INPUT RECORDS =>
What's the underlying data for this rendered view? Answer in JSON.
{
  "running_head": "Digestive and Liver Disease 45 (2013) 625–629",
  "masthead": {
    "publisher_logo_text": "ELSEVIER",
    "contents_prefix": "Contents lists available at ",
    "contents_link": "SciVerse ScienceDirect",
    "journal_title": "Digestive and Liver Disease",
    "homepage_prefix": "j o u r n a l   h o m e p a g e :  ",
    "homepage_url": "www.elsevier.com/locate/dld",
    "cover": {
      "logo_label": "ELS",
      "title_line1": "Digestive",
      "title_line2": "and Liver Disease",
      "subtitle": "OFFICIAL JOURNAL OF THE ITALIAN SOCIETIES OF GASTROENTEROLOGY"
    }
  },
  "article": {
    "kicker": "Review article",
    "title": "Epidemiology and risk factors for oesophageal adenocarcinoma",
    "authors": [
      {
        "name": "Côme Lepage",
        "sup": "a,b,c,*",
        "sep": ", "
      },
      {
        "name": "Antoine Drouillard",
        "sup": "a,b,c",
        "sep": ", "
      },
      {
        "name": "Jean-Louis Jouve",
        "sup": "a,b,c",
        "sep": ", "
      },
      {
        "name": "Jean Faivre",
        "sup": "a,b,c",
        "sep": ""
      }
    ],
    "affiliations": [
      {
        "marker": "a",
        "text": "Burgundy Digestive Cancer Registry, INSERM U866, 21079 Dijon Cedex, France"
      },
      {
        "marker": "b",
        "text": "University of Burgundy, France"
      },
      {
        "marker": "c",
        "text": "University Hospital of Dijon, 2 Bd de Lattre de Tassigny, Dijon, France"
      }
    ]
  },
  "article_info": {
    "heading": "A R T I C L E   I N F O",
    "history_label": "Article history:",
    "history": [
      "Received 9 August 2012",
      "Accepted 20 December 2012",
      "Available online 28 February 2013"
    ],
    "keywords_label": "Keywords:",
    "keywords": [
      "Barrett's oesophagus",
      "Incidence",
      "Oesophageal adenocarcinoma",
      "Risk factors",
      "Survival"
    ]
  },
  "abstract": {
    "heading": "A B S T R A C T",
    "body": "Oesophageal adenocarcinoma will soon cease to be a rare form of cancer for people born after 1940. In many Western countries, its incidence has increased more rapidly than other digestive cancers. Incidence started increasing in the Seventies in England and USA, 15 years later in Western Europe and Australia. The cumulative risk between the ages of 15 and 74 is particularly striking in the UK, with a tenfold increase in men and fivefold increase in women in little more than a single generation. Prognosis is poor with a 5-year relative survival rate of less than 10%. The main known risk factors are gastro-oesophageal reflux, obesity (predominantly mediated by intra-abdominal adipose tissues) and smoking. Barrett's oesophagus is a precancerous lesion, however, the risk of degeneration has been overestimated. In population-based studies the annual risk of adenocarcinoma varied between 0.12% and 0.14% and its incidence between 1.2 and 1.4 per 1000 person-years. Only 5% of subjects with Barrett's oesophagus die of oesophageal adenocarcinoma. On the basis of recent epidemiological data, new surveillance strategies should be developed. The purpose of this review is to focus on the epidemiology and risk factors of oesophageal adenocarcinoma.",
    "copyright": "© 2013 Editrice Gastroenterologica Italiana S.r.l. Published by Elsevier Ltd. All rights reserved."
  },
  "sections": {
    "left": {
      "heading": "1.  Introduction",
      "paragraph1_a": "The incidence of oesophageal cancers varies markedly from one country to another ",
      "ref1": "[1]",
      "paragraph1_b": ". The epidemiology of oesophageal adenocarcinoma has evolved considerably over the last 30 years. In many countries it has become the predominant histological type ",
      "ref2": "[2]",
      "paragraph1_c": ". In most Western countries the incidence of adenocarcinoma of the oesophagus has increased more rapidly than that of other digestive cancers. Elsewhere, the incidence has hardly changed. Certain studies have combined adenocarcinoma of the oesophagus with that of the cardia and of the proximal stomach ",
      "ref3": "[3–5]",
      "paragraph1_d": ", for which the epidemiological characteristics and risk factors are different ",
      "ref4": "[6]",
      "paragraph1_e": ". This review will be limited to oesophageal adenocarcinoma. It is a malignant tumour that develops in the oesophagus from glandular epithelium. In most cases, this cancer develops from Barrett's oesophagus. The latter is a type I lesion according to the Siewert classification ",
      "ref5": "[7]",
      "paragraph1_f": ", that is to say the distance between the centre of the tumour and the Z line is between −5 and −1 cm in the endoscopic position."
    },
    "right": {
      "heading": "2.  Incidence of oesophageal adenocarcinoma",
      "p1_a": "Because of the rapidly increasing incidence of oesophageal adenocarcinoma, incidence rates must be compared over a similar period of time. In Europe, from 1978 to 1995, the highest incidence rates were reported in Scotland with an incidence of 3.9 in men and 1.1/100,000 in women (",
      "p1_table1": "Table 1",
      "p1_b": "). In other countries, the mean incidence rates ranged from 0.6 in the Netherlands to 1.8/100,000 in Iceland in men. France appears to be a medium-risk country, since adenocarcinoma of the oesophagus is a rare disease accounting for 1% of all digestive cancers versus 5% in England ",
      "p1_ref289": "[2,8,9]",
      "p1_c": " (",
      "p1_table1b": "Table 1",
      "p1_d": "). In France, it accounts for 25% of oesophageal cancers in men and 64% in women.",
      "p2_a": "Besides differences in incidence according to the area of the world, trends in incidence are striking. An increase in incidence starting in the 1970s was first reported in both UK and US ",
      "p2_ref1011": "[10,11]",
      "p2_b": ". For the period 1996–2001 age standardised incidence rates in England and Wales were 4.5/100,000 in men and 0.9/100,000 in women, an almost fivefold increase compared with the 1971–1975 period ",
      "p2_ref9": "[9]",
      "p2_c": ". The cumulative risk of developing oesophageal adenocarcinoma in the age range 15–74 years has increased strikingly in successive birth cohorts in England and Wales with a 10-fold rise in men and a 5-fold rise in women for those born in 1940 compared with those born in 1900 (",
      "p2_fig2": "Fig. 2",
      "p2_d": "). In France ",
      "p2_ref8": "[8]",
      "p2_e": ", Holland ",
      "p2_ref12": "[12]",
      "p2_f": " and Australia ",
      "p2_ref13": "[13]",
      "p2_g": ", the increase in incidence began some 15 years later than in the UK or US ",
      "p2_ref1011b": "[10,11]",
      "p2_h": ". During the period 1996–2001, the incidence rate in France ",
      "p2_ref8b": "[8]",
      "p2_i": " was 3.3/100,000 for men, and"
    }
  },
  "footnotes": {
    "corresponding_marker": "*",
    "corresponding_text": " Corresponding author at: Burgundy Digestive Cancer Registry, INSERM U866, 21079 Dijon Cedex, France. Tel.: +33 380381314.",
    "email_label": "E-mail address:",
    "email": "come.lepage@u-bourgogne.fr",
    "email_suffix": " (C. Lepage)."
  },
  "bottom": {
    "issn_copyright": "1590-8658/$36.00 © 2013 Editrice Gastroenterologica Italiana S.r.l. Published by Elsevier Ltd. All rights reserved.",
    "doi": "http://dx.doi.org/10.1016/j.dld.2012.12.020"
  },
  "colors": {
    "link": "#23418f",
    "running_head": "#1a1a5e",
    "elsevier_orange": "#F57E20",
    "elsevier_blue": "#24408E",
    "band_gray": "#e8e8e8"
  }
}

STATED GOAL =>
Search the listing for the word "Registry" and return each line that holds it.

RESPONSE =>
        "text": "Burgundy Digestive Cancer Registry, INSERM U866, 21079 Dijon Cedex, France"
    "corresponding_text": " Corresponding author at: Burgundy Digestive Cancer Registry, INSERM U866, 21079 Dijon Cedex, France. Tel.: +33 380381314.",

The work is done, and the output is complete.